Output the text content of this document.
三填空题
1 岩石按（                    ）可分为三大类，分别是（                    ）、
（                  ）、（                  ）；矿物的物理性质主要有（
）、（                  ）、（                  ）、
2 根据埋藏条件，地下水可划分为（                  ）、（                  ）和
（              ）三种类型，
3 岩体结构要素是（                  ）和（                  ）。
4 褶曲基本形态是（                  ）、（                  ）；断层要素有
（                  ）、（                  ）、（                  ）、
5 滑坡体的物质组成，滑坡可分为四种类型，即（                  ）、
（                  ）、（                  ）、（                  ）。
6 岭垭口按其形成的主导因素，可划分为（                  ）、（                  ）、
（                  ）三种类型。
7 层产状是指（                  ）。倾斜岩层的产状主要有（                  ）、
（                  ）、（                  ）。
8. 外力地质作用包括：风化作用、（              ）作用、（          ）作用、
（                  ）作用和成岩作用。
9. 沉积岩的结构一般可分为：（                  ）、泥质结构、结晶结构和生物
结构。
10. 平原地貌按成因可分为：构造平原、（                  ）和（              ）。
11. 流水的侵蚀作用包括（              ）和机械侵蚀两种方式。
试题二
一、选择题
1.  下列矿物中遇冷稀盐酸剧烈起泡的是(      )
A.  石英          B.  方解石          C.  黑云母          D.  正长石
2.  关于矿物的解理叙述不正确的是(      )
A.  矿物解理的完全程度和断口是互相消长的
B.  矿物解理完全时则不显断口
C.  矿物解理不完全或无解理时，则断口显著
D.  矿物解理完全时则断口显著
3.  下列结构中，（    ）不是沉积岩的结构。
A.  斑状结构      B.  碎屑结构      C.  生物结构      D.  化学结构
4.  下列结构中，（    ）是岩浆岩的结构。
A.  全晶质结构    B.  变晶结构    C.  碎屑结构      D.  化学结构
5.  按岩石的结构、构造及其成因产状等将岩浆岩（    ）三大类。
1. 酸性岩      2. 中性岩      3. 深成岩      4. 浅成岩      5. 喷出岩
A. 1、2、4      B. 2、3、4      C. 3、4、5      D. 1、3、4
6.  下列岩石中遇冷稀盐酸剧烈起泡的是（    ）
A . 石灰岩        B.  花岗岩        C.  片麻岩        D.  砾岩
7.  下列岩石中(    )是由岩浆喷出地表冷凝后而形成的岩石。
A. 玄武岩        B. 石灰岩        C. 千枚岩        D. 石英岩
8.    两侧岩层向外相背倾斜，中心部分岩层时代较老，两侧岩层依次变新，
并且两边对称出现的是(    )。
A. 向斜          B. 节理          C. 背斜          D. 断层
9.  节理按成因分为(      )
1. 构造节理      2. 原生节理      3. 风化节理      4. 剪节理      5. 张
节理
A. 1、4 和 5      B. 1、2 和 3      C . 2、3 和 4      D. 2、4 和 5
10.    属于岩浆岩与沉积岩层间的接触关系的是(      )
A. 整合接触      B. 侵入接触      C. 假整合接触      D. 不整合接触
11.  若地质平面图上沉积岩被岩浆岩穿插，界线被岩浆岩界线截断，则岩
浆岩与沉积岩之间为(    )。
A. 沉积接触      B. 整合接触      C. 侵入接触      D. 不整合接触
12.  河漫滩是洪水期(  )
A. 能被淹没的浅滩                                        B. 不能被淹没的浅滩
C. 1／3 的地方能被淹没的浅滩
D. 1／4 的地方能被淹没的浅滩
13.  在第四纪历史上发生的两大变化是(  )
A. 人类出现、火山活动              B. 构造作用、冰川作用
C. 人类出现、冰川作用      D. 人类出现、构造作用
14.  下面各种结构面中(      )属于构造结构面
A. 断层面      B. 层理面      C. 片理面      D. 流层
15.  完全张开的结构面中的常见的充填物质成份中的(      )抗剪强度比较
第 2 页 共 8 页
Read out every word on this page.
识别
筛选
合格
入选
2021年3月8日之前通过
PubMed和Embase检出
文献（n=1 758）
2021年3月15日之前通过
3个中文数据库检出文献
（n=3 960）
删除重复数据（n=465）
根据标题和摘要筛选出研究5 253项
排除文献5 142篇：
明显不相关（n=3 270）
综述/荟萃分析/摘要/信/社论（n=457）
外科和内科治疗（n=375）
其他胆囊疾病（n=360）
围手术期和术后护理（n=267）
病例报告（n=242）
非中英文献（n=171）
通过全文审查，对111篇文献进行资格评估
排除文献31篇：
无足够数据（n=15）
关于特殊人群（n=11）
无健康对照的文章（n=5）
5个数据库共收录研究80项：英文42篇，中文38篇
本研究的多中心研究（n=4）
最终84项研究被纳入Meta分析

◇ ◇ ◇ ◇ ◇

TASK TO CARRY OUT
Take the entries and copy them out exactly.

FULL OUTPUT
Output the text content of this document.
三填空题
1 岩石按（                    ）可分为三大类，分别是（                    ）、
（                  ）、（                  ）；矿物的物理性质主要有（
）、（                  ）、（                  ）、
2 根据埋藏条件，地下水可划分为（                  ）、（                  ）和
（              ）三种类型，
3 岩体结构要素是（                  ）和（                  ）。
4 褶曲基本形态是（                  ）、（                  ）；断层要素有
（                  ）、（                  ）、（                  ）、
5 滑坡体的物质组成，滑坡可分为四种类型，即（                  ）、
（                  ）、（                  ）、（                  ）。
6 岭垭口按其形成的主导因素，可划分为（                  ）、（                  ）、
（                  ）三种类型。
7 层产状是指（                  ）。倾斜岩层的产状主要有（                  ）、
（                  ）、（                  ）。
8. 外力地质作用包括：风化作用、（              ）作用、（          ）作用、
（                  ）作用和成岩作用。
9. 沉积岩的结构一般可分为：（                  ）、泥质结构、结晶结构和生物
结构。
10. 平原地貌按成因可分为：构造平原、（                  ）和（              ）。
11. 流水的侵蚀作用包括（              ）和机械侵蚀两种方式。
试题二
一、选择题
1.  下列矿物中遇冷稀盐酸剧烈起泡的是(      )
A.  石英          B.  方解石          C.  黑云母          D.  正长石
2.  关于矿物的解理叙述不正确的是(      )
A.  矿物解理的完全程度和断口是互相消长的
B.  矿物解理完全时则不显断口
C.  矿物解理不完全或无解理时，则断口显著
D.  矿物解理完全时则断口显著
3.  下列结构中，（    ）不是沉积岩的结构。
A.  斑状结构      B.  碎屑结构      C.  生物结构      D.  化学结构
4.  下列结构中，（    ）是岩浆岩的结构。
A.  全晶质结构    B.  变晶结构    C.  碎屑结构      D.  化学结构
5.  按岩石的结构、构造及其成因产状等将岩浆岩（    ）三大类。
1. 酸性岩      2. 中性岩      3. 深成岩      4. 浅成岩      5. 喷出岩
A. 1、2、4      B. 2、3、4      C. 3、4、5      D. 1、3、4
6.  下列岩石中遇冷稀盐酸剧烈起泡的是（    ）
A . 石灰岩        B.  花岗岩        C.  片麻岩        D.  砾岩
7.  下列岩石中(    )是由岩浆喷出地表冷凝后而形成的岩石。
A. 玄武岩        B. 石灰岩        C. 千枚岩        D. 石英岩
8.    两侧岩层向外相背倾斜，中心部分岩层时代较老，两侧岩层依次变新，
并且两边对称出现的是(    )。
A. 向斜          B. 节理          C. 背斜          D. 断层
9.  节理按成因分为(      )
1. 构造节理      2. 原生节理      3. 风化节理      4. 剪节理      5. 张
节理
A. 1、4 和 5      B. 1、2 和 3      C . 2、3 和 4      D. 2、4 和 5
10.    属于岩浆岩与沉积岩层间的接触关系的是(      )
A. 整合接触      B. 侵入接触      C. 假整合接触      D. 不整合接触
11.  若地质平面图上沉积岩被岩浆岩穿插，界线被岩浆岩界线截断，则岩
浆岩与沉积岩之间为(    )。
A. 沉积接触      B. 整合接触      C. 侵入接触      D. 不整合接触
12.  河漫滩是洪水期(  )
A. 能被淹没的浅滩                                        B. 不能被淹没的浅滩
C. 1／3 的地方能被淹没的浅滩
D. 1／4 的地方能被淹没的浅滩
13.  在第四纪历史上发生的两大变化是(  )
A. 人类出现、火山活动              B. 构造作用、冰川作用
C. 人类出现、冰川作用      D. 人类出现、构造作用
14.  下面各种结构面中(      )属于构造结构面
A. 断层面      B. 层理面      C. 片理面      D. 流层
15.  完全张开的结构面中的常见的充填物质成份中的(      )抗剪强度比较
第 2 页 共 8 页
Read out every word on this page.
识别
筛选
合格
入选
2021年3月8日之前通过
PubMed和Embase检出
文献（n=1 758）
2021年3月15日之前通过
3个中文数据库检出文献
（n=3 960）
删除重复数据（n=465）
根据标题和摘要筛选出研究5 253项
排除文献5 142篇：
明显不相关（n=3 270）
综述/荟萃分析/摘要/信/社论（n=457）
外科和内科治疗（n=375）
其他胆囊疾病（n=360）
围手术期和术后护理（n=267）
病例报告（n=242）
非中英文献（n=171）
通过全文审查，对111篇文献进行资格评估
排除文献31篇：
无足够数据（n=15）
关于特殊人群（n=11）
无健康对照的文章（n=5）
5个数据库共收录研究80项：英文42篇，中文38篇
本研究的多中心研究（n=4）
最终84项研究被纳入Meta分析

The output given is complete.